-- Problem to work on --
Determine how many lines in the entries below include "Input". The reply should be that number and nothing else.

-- Material for this exercise --
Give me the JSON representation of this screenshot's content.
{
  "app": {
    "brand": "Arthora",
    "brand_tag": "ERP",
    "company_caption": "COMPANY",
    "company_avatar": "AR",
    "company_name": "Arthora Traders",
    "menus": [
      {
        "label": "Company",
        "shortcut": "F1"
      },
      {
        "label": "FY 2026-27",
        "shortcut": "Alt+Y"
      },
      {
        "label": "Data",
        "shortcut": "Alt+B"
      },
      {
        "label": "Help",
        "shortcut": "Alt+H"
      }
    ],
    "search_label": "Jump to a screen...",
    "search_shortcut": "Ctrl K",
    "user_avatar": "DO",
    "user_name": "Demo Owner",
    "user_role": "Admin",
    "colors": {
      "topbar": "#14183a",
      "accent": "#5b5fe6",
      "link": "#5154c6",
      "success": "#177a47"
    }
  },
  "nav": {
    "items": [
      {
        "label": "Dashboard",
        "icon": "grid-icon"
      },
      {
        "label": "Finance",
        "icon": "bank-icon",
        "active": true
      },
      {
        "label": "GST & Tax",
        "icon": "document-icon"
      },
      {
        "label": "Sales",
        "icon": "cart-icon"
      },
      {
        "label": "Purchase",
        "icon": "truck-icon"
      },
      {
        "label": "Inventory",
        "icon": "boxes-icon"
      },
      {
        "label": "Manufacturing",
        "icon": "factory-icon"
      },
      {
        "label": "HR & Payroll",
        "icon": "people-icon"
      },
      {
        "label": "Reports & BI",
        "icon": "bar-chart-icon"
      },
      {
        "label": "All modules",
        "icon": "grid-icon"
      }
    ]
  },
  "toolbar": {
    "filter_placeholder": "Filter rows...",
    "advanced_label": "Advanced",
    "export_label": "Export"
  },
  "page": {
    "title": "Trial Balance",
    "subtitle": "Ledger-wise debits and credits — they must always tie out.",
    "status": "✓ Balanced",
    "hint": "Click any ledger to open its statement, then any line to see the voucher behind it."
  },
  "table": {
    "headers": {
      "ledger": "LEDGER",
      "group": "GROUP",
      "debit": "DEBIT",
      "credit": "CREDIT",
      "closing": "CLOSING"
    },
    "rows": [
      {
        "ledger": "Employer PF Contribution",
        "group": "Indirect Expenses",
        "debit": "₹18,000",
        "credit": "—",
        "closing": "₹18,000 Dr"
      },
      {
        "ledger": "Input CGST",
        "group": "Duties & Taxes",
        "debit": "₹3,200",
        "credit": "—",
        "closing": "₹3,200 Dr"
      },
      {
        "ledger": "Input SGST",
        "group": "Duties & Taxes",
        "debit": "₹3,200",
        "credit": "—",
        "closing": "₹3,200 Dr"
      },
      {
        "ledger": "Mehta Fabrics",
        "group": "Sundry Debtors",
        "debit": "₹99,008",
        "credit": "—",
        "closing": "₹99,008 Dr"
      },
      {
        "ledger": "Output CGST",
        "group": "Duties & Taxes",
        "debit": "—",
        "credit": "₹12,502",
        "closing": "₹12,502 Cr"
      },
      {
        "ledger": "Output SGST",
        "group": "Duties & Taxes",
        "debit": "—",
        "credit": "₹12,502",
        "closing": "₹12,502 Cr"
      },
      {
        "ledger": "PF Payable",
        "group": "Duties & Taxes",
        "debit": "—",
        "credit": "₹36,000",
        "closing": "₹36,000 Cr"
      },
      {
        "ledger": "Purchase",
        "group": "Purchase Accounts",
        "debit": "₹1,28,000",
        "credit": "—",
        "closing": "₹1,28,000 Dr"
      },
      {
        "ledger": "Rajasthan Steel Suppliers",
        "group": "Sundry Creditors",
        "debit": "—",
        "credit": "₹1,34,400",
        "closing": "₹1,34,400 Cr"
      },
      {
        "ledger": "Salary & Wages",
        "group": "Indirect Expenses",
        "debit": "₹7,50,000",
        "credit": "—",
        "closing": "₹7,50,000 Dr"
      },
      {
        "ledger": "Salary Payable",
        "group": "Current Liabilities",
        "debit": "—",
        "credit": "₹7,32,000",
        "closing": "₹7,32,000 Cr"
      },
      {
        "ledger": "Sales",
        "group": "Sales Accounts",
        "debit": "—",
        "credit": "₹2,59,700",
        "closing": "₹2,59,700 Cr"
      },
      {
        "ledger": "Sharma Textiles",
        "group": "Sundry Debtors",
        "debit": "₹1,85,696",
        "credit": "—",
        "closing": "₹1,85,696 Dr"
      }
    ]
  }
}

-- Exercise output --
2